→ **THE REQUEST**
From the line containing "Decode this chart: output" to the end of the listing, write out every line exactly; leave out everything else.
* * * * * * * * *
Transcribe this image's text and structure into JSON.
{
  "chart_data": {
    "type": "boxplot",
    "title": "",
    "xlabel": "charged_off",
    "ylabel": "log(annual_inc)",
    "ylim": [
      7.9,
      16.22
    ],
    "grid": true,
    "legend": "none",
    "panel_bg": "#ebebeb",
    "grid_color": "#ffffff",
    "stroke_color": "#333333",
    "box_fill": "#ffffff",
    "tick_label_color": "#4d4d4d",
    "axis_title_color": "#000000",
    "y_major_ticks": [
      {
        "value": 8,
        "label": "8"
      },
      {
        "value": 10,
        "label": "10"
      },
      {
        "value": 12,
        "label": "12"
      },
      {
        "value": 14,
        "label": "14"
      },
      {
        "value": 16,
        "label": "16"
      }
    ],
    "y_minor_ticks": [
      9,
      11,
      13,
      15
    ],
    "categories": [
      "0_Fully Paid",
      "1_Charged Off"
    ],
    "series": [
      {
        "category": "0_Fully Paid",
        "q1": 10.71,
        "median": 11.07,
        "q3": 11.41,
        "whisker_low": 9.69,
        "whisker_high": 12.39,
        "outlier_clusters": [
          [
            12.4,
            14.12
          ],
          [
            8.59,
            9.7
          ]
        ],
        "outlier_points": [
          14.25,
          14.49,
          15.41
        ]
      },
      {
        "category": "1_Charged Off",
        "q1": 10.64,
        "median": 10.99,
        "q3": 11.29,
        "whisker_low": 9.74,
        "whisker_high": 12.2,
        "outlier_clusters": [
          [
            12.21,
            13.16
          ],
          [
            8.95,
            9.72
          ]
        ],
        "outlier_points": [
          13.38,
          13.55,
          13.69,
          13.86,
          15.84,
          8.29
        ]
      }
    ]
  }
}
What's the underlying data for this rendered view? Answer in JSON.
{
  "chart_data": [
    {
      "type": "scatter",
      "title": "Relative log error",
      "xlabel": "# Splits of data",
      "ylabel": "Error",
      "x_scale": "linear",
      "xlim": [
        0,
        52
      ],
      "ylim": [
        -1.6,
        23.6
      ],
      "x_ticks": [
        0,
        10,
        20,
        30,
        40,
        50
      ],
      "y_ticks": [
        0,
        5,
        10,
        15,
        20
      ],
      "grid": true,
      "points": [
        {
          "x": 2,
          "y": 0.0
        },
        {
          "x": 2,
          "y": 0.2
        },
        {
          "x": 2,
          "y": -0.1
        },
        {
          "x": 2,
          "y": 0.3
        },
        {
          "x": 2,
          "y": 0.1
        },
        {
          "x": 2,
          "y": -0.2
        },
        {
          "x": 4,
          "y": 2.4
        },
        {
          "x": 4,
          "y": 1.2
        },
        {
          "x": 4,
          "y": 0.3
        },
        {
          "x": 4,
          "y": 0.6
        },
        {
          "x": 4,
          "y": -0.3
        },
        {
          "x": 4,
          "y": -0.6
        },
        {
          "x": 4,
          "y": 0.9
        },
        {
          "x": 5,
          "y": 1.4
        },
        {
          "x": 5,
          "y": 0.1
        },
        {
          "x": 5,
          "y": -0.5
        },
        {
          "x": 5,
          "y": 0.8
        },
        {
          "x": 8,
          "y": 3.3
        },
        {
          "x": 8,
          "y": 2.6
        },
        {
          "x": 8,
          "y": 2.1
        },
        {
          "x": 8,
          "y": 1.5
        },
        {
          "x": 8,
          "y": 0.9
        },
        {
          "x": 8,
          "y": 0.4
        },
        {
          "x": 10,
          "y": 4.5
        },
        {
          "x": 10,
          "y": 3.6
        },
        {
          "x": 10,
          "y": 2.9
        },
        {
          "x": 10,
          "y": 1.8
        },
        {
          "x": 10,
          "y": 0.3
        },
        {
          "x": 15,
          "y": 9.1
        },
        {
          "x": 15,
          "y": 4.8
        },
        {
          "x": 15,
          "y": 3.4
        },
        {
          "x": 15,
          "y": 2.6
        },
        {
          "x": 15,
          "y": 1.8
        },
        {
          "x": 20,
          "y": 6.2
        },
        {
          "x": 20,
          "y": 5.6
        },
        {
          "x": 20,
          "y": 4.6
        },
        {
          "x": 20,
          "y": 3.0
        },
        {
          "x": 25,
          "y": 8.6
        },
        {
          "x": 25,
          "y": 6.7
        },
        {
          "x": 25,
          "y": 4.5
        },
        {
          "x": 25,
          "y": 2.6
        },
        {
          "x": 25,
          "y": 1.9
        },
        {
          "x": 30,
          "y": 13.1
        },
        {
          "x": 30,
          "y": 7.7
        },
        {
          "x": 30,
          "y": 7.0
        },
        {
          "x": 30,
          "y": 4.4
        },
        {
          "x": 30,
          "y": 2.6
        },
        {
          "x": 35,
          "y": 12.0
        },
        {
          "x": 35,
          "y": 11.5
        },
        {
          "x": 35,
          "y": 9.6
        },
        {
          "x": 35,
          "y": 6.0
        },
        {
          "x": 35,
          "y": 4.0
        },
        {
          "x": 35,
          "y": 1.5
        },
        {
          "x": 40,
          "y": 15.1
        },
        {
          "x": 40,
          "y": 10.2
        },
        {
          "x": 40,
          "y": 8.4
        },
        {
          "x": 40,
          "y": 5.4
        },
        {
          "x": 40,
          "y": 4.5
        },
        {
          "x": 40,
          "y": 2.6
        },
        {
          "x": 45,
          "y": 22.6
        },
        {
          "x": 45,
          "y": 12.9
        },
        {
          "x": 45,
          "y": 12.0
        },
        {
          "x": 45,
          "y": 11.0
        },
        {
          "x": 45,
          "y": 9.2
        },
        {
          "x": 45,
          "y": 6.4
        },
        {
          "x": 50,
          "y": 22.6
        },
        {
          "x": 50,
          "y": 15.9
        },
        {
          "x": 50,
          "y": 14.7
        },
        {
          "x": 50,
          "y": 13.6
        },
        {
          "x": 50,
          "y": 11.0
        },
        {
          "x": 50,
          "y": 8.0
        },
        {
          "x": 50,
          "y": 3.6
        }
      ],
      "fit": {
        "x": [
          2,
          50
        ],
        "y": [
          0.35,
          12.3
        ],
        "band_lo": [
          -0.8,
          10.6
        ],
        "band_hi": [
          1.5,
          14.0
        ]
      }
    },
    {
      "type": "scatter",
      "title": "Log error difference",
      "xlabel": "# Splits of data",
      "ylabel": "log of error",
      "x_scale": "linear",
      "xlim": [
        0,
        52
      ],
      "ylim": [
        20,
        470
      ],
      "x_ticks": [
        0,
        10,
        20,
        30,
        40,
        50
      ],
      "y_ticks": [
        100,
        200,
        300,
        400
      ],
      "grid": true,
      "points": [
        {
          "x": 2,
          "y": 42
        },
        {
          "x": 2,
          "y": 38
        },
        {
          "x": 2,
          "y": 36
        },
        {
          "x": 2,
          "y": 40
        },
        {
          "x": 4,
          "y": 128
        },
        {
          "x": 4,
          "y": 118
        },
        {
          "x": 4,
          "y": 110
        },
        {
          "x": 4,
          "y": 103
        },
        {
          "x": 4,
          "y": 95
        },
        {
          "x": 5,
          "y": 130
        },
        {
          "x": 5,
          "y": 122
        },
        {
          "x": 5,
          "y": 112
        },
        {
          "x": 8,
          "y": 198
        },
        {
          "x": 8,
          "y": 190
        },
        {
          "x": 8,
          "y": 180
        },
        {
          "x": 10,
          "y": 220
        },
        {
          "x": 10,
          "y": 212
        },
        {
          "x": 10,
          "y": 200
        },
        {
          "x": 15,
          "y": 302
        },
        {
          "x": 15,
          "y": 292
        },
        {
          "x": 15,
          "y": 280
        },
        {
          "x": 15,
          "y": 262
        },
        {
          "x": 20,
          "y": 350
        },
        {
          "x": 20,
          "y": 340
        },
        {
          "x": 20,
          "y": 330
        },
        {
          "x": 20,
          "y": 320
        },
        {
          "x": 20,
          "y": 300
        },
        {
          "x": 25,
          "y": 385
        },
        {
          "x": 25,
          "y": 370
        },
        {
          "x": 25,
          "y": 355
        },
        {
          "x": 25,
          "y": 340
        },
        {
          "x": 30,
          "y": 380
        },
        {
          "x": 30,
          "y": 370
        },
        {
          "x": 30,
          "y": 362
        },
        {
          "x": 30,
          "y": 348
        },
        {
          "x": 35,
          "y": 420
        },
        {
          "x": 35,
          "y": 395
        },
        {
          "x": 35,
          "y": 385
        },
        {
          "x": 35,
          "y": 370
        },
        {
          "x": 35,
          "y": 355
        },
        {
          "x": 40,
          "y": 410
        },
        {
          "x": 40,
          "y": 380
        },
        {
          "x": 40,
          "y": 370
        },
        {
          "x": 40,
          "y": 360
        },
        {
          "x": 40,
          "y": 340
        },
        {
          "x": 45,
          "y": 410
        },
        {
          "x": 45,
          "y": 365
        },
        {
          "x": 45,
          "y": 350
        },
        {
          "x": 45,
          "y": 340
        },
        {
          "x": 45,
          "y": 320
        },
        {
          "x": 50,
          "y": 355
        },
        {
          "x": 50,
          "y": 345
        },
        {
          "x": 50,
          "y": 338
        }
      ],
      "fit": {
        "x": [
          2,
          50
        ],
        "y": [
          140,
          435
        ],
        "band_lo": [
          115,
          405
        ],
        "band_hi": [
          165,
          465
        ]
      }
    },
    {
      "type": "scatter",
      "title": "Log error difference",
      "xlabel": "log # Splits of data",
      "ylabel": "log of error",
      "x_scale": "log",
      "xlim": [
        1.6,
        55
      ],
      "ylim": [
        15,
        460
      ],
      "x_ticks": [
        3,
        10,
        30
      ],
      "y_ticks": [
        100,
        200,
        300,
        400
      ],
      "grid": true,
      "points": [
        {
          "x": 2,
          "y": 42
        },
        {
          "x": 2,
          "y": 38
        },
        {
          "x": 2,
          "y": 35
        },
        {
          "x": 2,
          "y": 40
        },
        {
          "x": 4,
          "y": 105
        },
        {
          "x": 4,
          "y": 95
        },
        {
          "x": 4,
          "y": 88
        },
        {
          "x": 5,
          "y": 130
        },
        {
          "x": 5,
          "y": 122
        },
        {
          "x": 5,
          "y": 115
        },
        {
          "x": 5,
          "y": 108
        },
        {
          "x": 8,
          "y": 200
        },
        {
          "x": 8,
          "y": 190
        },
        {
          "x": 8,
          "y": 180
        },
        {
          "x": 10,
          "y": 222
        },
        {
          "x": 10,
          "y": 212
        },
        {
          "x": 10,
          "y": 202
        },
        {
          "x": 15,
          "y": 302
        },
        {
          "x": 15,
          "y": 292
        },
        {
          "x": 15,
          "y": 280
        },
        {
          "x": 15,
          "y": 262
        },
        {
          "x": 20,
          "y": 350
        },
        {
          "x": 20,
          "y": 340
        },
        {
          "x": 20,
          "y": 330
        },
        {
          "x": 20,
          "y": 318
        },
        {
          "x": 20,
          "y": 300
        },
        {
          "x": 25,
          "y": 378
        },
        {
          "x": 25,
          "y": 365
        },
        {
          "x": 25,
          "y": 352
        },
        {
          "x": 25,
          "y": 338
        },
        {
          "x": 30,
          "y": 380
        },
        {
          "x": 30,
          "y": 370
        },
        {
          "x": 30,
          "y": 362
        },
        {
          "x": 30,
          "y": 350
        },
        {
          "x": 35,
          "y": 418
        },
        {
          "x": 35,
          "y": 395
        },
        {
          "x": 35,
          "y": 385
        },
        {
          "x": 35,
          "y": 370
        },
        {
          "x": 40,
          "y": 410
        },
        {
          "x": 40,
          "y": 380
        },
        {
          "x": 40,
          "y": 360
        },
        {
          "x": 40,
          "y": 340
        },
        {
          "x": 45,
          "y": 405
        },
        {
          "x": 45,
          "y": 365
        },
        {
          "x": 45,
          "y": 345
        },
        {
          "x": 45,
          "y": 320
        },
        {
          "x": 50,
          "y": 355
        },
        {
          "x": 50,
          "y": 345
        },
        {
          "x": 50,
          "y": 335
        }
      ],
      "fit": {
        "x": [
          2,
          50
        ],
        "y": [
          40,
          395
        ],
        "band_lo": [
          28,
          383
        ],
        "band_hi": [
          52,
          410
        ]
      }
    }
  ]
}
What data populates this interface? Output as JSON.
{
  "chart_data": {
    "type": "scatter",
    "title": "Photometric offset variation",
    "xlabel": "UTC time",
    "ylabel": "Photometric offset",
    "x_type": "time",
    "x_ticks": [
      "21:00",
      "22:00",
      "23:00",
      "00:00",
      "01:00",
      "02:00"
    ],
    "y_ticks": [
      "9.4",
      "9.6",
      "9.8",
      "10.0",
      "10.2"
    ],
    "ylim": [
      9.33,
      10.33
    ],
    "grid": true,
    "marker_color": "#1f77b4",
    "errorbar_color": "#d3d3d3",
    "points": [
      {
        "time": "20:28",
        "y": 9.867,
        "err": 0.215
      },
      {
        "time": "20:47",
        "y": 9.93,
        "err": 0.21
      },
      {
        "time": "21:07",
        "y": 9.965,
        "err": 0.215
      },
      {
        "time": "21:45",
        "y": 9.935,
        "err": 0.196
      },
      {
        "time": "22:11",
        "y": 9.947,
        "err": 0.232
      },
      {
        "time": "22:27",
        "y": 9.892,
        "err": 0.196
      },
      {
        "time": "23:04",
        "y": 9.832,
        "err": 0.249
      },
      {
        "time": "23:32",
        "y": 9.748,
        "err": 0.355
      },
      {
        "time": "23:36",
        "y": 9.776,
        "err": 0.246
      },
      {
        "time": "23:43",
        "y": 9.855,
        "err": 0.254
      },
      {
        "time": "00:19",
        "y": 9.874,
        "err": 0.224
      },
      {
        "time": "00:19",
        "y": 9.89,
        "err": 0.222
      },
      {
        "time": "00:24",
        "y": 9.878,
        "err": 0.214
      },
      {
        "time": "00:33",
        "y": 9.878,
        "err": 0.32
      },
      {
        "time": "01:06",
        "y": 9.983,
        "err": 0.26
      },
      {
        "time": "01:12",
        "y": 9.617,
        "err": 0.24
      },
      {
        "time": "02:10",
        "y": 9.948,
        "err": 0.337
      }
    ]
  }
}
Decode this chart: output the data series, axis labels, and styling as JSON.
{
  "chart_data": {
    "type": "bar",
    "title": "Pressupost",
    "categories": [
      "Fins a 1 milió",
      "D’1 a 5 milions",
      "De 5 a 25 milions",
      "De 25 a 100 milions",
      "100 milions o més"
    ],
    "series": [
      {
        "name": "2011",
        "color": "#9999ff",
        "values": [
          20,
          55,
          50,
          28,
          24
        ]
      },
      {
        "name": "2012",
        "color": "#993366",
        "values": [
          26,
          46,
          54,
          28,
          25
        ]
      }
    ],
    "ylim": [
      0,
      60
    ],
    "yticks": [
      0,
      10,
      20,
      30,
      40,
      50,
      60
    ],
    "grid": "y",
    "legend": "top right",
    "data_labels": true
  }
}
* * * * * * * * *
→ **RESULT OF THIS EXERCISE**
Decode this chart: output the data series, axis labels, and styling as JSON.
{
  "chart_data": {
    "type": "bar",
    "title": "Pressupost",
    "categories": [
      "Fins a 1 milió",
      "D’1 a 5 milions",
      "De 5 a 25 milions",
      "De 25 a 100 milions",
      "100 milions o més"
    ],
    "series": [
      {
        "name": "2011",
        "color": "#9999ff",
        "values": [
          20,
          55,
          50,
          28,
          24
        ]
      },
      {
        "name": "2012",
        "color": "#993366",
        "values": [
          26,
          46,
          54,
          28,
          25
        ]
      }
    ],
    "ylim": [
      0,
      60
    ],
    "yticks": [
      0,
      10,
      20,
      30,
      40,
      50,
      60
    ],
    "grid": "y",
    "legend": "top right",
    "data_labels": true
  }
}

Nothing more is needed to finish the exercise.